**Task instructions**
Copy out every line in the entries below that includes "houses".

[START OF Data entries]

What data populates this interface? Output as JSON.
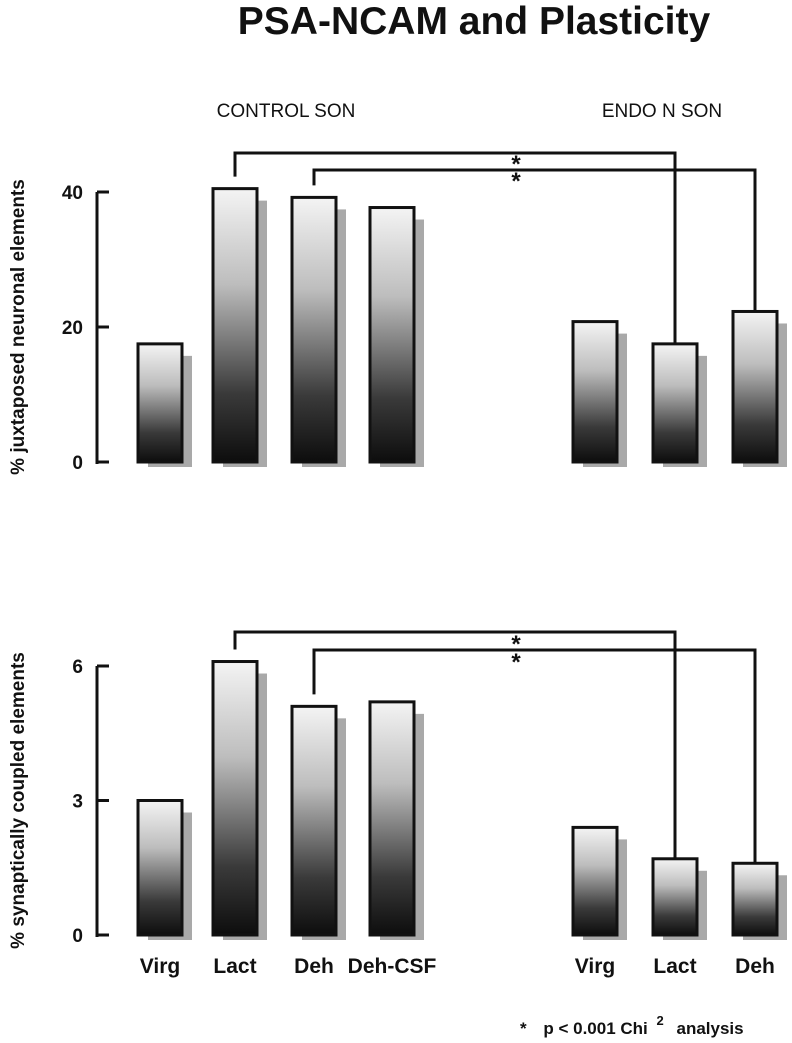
{
  "figure": {
    "title": "PSA-NCAM and Plasticity",
    "group_labels": [
      "CONTROL SON",
      "ENDO N SON"
    ],
    "footnote": {
      "marker": "*",
      "text": "p < 0.001 Chi",
      "superscript": "2",
      "suffix": "analysis"
    }
  },
  "chart_data": [
    {
      "type": "bar",
      "ylabel": "% juxtaposed neuronal elements",
      "ylim": [
        0,
        40
      ],
      "yticks": [
        0,
        20,
        40
      ],
      "categories": [
        "Virg",
        "Lact",
        "Deh",
        "Deh-CSF",
        "Virg",
        "Lact",
        "Deh"
      ],
      "groups": [
        "CONTROL SON",
        "CONTROL SON",
        "CONTROL SON",
        "CONTROL SON",
        "ENDO N SON",
        "ENDO N SON",
        "ENDO N SON"
      ],
      "values": [
        17.5,
        40.5,
        39.2,
        37.7,
        20.8,
        17.5,
        22.3
      ],
      "significance": [
        {
          "from": "Lact",
          "to": "Lact",
          "label": "*"
        },
        {
          "from": "Deh",
          "to": "Deh",
          "label": "*"
        }
      ],
      "show_category_labels": false
    },
    {
      "type": "bar",
      "ylabel": "% synaptically coupled elements",
      "ylim": [
        0,
        6
      ],
      "yticks": [
        0,
        3,
        6
      ],
      "categories": [
        "Virg",
        "Lact",
        "Deh",
        "Deh-CSF",
        "Virg",
        "Lact",
        "Deh"
      ],
      "groups": [
        "CONTROL SON",
        "CONTROL SON",
        "CONTROL SON",
        "CONTROL SON",
        "ENDO N SON",
        "ENDO N SON",
        "ENDO N SON"
      ],
      "values": [
        3.0,
        6.1,
        5.1,
        5.2,
        2.4,
        1.7,
        1.6
      ],
      "significance": [
        {
          "from": "Lact",
          "to": "Lact",
          "label": "*"
        },
        {
          "from": "Deh",
          "to": "Deh",
          "label": "*"
        }
      ],
      "show_category_labels": true
    }
  ]
}
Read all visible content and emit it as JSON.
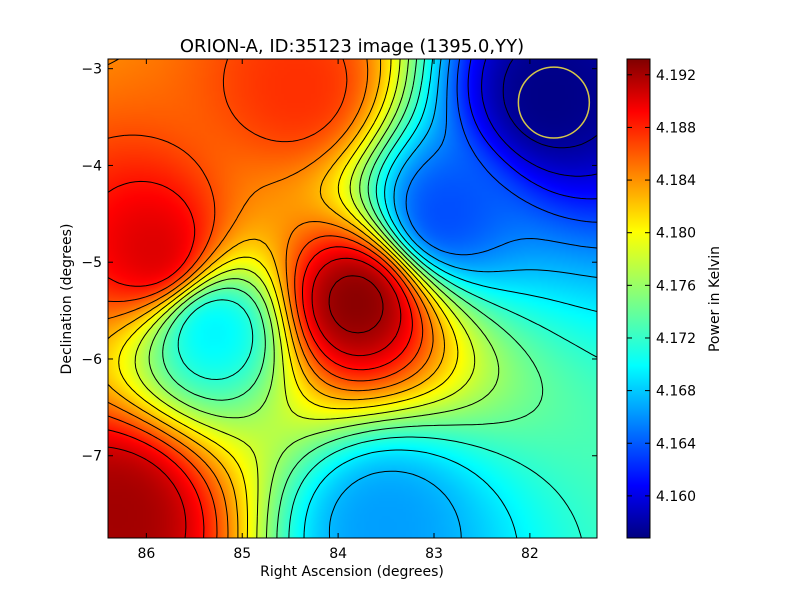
{
  "chart_data": {
    "type": "heatmap",
    "title": "ORION-A, ID:35123 image (1395.0,YY)",
    "xlabel": "Right Ascension (degrees)",
    "ylabel": "Declination (degrees)",
    "x_ticks": [
      "86",
      "85",
      "84",
      "83",
      "82"
    ],
    "y_ticks": [
      "−3",
      "−4",
      "−5",
      "−6",
      "−7"
    ],
    "xlim": [
      86.4,
      81.3
    ],
    "ylim": [
      -7.85,
      -2.9
    ],
    "x_inverted": true,
    "colormap": "jet",
    "contours": true,
    "colorbar": {
      "label": "Power in Kelvin",
      "range": [
        4.1568,
        4.1932
      ],
      "ticks": [
        "4.160",
        "4.164",
        "4.168",
        "4.172",
        "4.176",
        "4.180",
        "4.184",
        "4.188",
        "4.192"
      ]
    },
    "features": [
      {
        "kind": "max",
        "ra": 85.9,
        "dec": -4.9,
        "value": 4.19
      },
      {
        "kind": "max",
        "ra": 83.8,
        "dec": -5.4,
        "value": 4.193
      },
      {
        "kind": "max",
        "ra": 86.3,
        "dec": -7.6,
        "value": 4.192
      },
      {
        "kind": "max",
        "ra": 84.4,
        "dec": -3.2,
        "value": 4.187
      },
      {
        "kind": "min",
        "ra": 81.8,
        "dec": -3.3,
        "value": 4.157
      },
      {
        "kind": "min",
        "ra": 82.9,
        "dec": -4.5,
        "value": 4.164
      },
      {
        "kind": "min",
        "ra": 83.5,
        "dec": -7.7,
        "value": 4.167
      },
      {
        "kind": "min",
        "ra": 85.3,
        "dec": -5.7,
        "value": 4.17
      }
    ],
    "beam_circle": {
      "ra": 81.75,
      "dec": -3.35,
      "radius_deg": 0.37,
      "color": "#d4c64a"
    }
  }
}
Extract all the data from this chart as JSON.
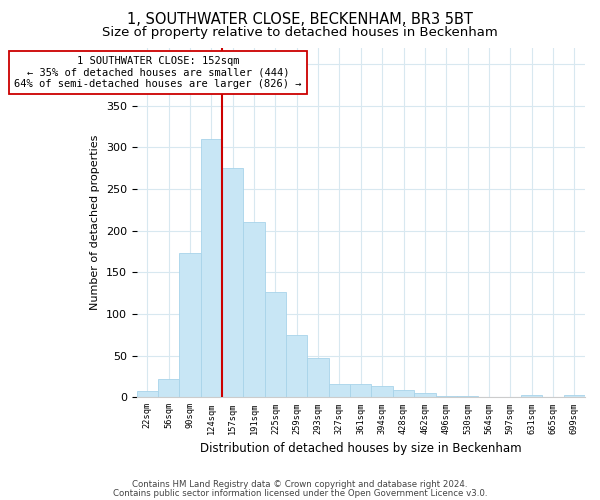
{
  "title": "1, SOUTHWATER CLOSE, BECKENHAM, BR3 5BT",
  "subtitle": "Size of property relative to detached houses in Beckenham",
  "xlabel": "Distribution of detached houses by size in Beckenham",
  "ylabel": "Number of detached properties",
  "bar_labels": [
    "22sqm",
    "56sqm",
    "90sqm",
    "124sqm",
    "157sqm",
    "191sqm",
    "225sqm",
    "259sqm",
    "293sqm",
    "327sqm",
    "361sqm",
    "394sqm",
    "428sqm",
    "462sqm",
    "496sqm",
    "530sqm",
    "564sqm",
    "597sqm",
    "631sqm",
    "665sqm",
    "699sqm"
  ],
  "bar_heights": [
    8,
    22,
    173,
    310,
    275,
    210,
    127,
    75,
    47,
    16,
    16,
    14,
    9,
    5,
    2,
    2,
    0,
    0,
    3,
    0,
    3
  ],
  "bar_color": "#c8e6f5",
  "bar_edge_color": "#a8d4ea",
  "vline_color": "#cc0000",
  "annotation_title": "1 SOUTHWATER CLOSE: 152sqm",
  "annotation_line1": "← 35% of detached houses are smaller (444)",
  "annotation_line2": "64% of semi-detached houses are larger (826) →",
  "annotation_box_color": "#ffffff",
  "annotation_box_edge": "#cc0000",
  "ylim": [
    0,
    420
  ],
  "footnote1": "Contains HM Land Registry data © Crown copyright and database right 2024.",
  "footnote2": "Contains public sector information licensed under the Open Government Licence v3.0.",
  "background_color": "#ffffff",
  "title_fontsize": 10.5,
  "subtitle_fontsize": 9.5,
  "grid_color": "#d8e8f0"
}
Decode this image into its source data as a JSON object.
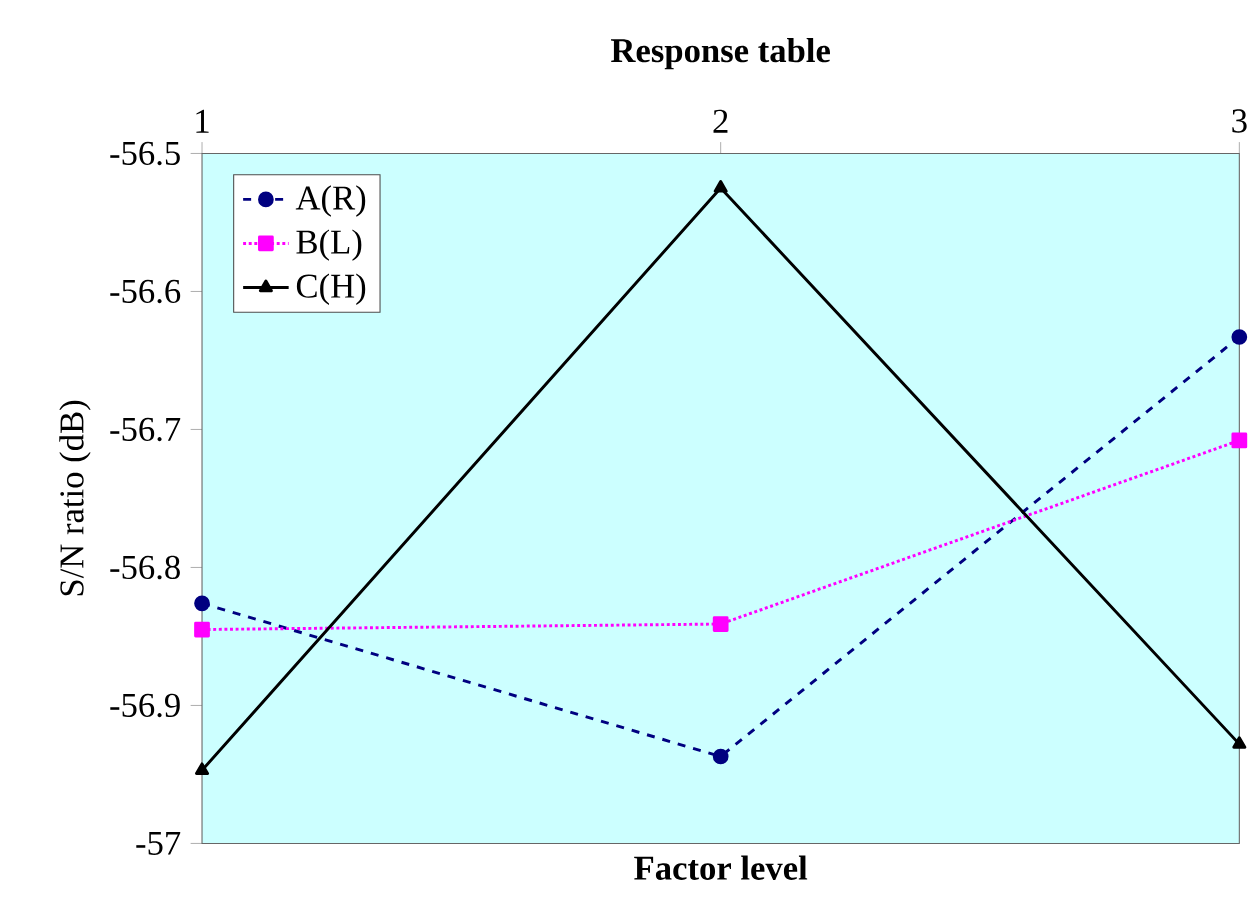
{
  "chart_data": {
    "type": "line",
    "title": "Response table",
    "xlabel": "Factor level",
    "ylabel": "S/N ratio (dB)",
    "categories": [
      "1",
      "2",
      "3"
    ],
    "series": [
      {
        "name": "A(R)",
        "color": "#000080",
        "marker": "circle",
        "line_style": "dashed",
        "values": [
          -56.826,
          -56.937,
          -56.633
        ]
      },
      {
        "name": "B(L)",
        "color": "#ff00ff",
        "marker": "square",
        "line_style": "dotted",
        "values": [
          -56.845,
          -56.841,
          -56.708
        ]
      },
      {
        "name": "C(H)",
        "color": "#000000",
        "marker": "triangle",
        "line_style": "solid",
        "values": [
          -56.947,
          -56.525,
          -56.928
        ]
      }
    ],
    "ylim": [
      -57,
      -56.5
    ],
    "yticks": [
      -57,
      -56.9,
      -56.8,
      -56.7,
      -56.6,
      -56.5
    ],
    "legend": "top left",
    "grid": false
  }
}
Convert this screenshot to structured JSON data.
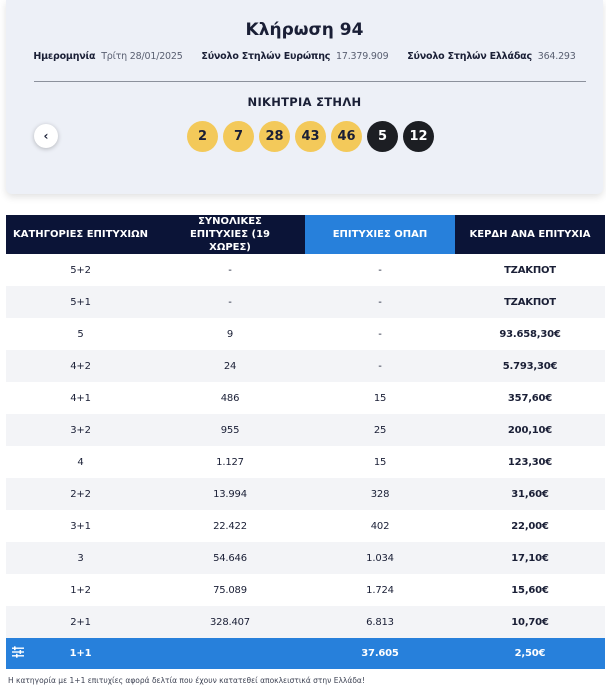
{
  "draw": {
    "title": "Κλήρωση 94",
    "date_label": "Ημερομηνία",
    "date_value": "Τρίτη 28/01/2025",
    "europe_label": "Σύνολο Στηλών Ευρώπης",
    "europe_value": "17.379.909",
    "greece_label": "Σύνολο Στηλών Ελλάδας",
    "greece_value": "364.293",
    "winning_title": "ΝΙΚΗΤΡΙΑ ΣΤΗΛΗ",
    "main_numbers": [
      "2",
      "7",
      "28",
      "43",
      "46"
    ],
    "euro_numbers": [
      "5",
      "12"
    ],
    "prev_icon": "chevron-left-icon"
  },
  "table": {
    "headers": [
      "ΚΑΤΗΓΟΡΙΕΣ ΕΠΙΤΥΧΙΩΝ",
      "ΣΥΝΟΛΙΚΕΣ ΕΠΙΤΥΧΙΕΣ (19 ΧΩΡΕΣ)",
      "ΕΠΙΤΥΧΙΕΣ ΟΠΑΠ",
      "ΚΕΡΔΗ ΑΝΑ ΕΠΙΤΥΧΙΑ"
    ],
    "rows": [
      [
        "5+2",
        "-",
        "-",
        "ΤΖΑΚΠΟΤ"
      ],
      [
        "5+1",
        "-",
        "-",
        "ΤΖΑΚΠΟΤ"
      ],
      [
        "5",
        "9",
        "-",
        "93.658,30€"
      ],
      [
        "4+2",
        "24",
        "-",
        "5.793,30€"
      ],
      [
        "4+1",
        "486",
        "15",
        "357,60€"
      ],
      [
        "3+2",
        "955",
        "25",
        "200,10€"
      ],
      [
        "4",
        "1.127",
        "15",
        "123,30€"
      ],
      [
        "2+2",
        "13.994",
        "328",
        "31,60€"
      ],
      [
        "3+1",
        "22.422",
        "402",
        "22,00€"
      ],
      [
        "3",
        "54.646",
        "1.034",
        "17,10€"
      ],
      [
        "1+2",
        "75.089",
        "1.724",
        "15,60€"
      ],
      [
        "2+1",
        "328.407",
        "6.813",
        "10,70€"
      ],
      [
        "1+1",
        "",
        "37.605",
        "2,50€"
      ]
    ],
    "highlight_icon": "list-filter-icon"
  },
  "footnote": "Η κατηγορία με 1+1 επιτυχίες αφορά δελτία που έχουν κατατεθεί αποκλειστικά στην Ελλάδα!",
  "colors": {
    "header_dark": "#0b1437",
    "accent_blue": "#2780db",
    "main_ball": "#f3c95a",
    "euro_ball": "#1c1e23",
    "card_bg": "#edf0f7"
  }
}
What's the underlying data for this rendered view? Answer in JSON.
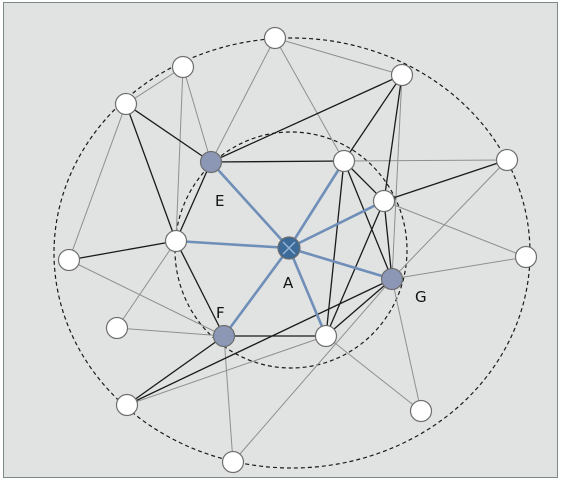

[END OF Data entries]

**Solution for this problem**
  "subtitle": "Size of property relative to detached houses in Beckenham",
  "xlabel": "Distribution of detached houses by size in Beckenham",
  "annotation_line1": "← 35% of detached houses are smaller (444)",
  "annotation_line2": "64% of semi-detached houses are larger (826) →",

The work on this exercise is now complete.